- [Collected data entries]
══════════
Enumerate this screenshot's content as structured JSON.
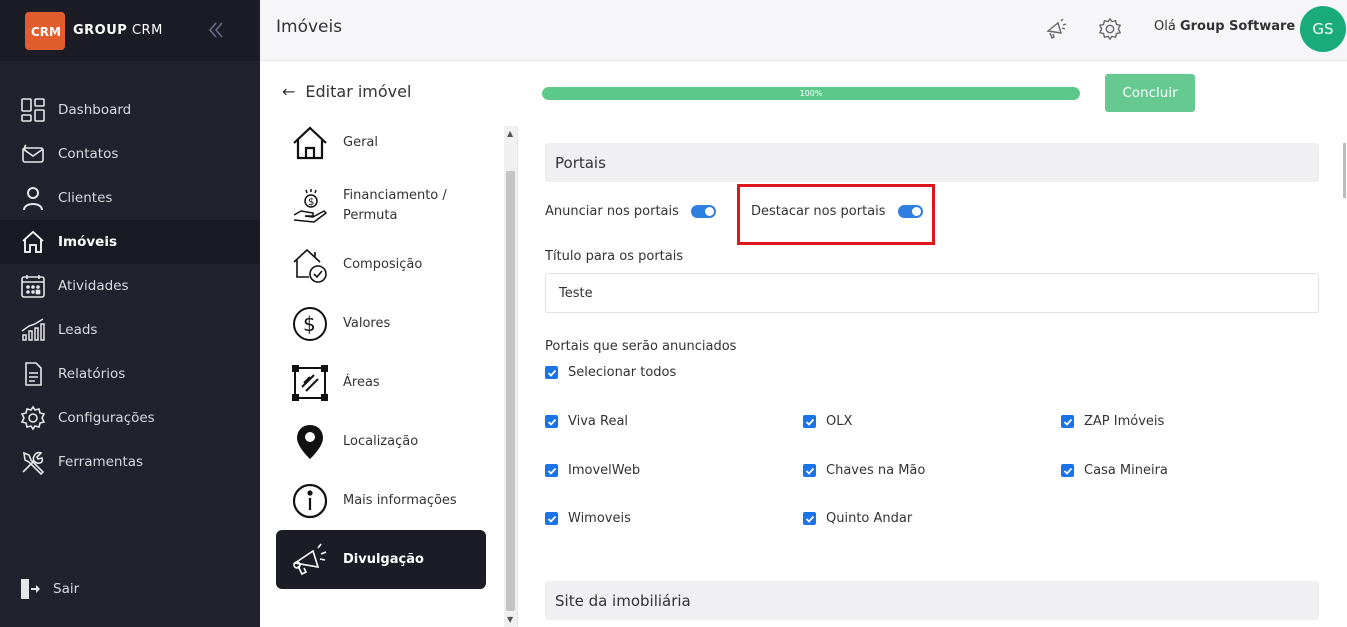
{
  "brand": {
    "logo_text": "CRM",
    "name_bold": "GROUP",
    "name_rest": "CRM"
  },
  "sidebar": {
    "items": [
      {
        "label": "Dashboard",
        "icon": "dashboard-icon"
      },
      {
        "label": "Contatos",
        "icon": "contacts-icon"
      },
      {
        "label": "Clientes",
        "icon": "user-icon"
      },
      {
        "label": "Imóveis",
        "icon": "home-icon",
        "active": true
      },
      {
        "label": "Atividades",
        "icon": "calendar-icon"
      },
      {
        "label": "Leads",
        "icon": "chart-icon"
      },
      {
        "label": "Relatórios",
        "icon": "document-icon"
      },
      {
        "label": "Configurações",
        "icon": "gear-icon"
      },
      {
        "label": "Ferramentas",
        "icon": "tools-icon"
      }
    ],
    "logout": "Sair"
  },
  "header": {
    "title": "Imóveis",
    "greeting_prefix": "Olá",
    "user_name": "Group Software",
    "avatar_initials": "GS"
  },
  "editor": {
    "back_label": "Editar imóvel",
    "progress": 100,
    "progress_label": "100%",
    "finish_button": "Concluir"
  },
  "sections": [
    {
      "label": "Geral",
      "icon": "house-icon"
    },
    {
      "label": "Financiamento / Permuta",
      "icon": "money-hand-icon"
    },
    {
      "label": "Composição",
      "icon": "house-check-icon"
    },
    {
      "label": "Valores",
      "icon": "dollar-circle-icon"
    },
    {
      "label": "Áreas",
      "icon": "area-icon"
    },
    {
      "label": "Localização",
      "icon": "location-pin-icon"
    },
    {
      "label": "Mais informações",
      "icon": "info-icon"
    },
    {
      "label": "Divulgação",
      "icon": "megaphone-icon",
      "active": true
    }
  ],
  "portais": {
    "heading": "Portais",
    "announce_toggle_label": "Anunciar nos portais",
    "highlight_toggle_label": "Destacar nos portais",
    "title_label": "Título para os portais",
    "title_value": "Teste",
    "portals_label": "Portais que serão anunciados",
    "select_all": "Selecionar todos",
    "portals": [
      "Viva Real",
      "OLX",
      "ZAP Imóveis",
      "ImovelWeb",
      "Chaves na Mão",
      "Casa Mineira",
      "Wimoveis",
      "Quinto Andar"
    ]
  },
  "site": {
    "heading": "Site da imobiliária"
  },
  "colors": {
    "sidebar_bg": "#22222e",
    "accent_green": "#66c98f",
    "toggle_blue": "#2f7fe0",
    "highlight_red": "#e0141b",
    "avatar_bg": "#1aab7a"
  }
}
══════════
- [EXERCISE]
Reproduce each line from the records that contains the word "house".

- [SOLUTION TO THIS PROBLEM]
      "icon": "house-icon"
      "icon": "house-check-icon"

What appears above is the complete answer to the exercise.